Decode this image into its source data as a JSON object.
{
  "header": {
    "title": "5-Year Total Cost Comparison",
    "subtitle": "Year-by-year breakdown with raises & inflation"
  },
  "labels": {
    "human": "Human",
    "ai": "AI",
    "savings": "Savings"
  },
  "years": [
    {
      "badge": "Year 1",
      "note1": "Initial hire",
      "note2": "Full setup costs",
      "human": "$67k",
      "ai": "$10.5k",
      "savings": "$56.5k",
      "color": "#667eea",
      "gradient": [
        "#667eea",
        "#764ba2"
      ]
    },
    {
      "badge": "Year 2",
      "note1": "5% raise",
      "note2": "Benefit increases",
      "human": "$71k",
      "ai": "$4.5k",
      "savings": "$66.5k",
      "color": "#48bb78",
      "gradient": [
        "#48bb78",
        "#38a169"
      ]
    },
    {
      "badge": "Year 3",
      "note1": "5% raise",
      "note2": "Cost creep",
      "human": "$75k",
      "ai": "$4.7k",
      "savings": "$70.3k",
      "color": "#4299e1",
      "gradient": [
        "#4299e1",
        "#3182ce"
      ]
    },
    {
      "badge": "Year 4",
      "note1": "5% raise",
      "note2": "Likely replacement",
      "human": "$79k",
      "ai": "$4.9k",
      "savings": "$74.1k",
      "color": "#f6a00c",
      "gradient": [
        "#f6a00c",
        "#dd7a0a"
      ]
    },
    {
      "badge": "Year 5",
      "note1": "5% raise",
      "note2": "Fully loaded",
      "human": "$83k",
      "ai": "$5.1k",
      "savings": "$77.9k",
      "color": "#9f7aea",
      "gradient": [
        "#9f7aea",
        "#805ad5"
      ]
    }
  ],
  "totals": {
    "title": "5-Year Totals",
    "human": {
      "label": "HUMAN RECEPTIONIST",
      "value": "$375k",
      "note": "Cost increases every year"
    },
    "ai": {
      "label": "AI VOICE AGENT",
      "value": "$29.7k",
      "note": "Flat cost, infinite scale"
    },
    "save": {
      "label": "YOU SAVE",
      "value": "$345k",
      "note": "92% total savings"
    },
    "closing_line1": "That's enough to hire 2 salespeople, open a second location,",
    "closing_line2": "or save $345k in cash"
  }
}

> [EXERCISE PROMPT]
From the entries above, copy every line containing the word "savings".

> [FINAL RESULT]
    "savings": "Savings"
      "savings": "$56.5k",
      "savings": "$66.5k",
      "savings": "$70.3k",
      "savings": "$74.1k",
      "savings": "$77.9k",
      "note": "92% total savings"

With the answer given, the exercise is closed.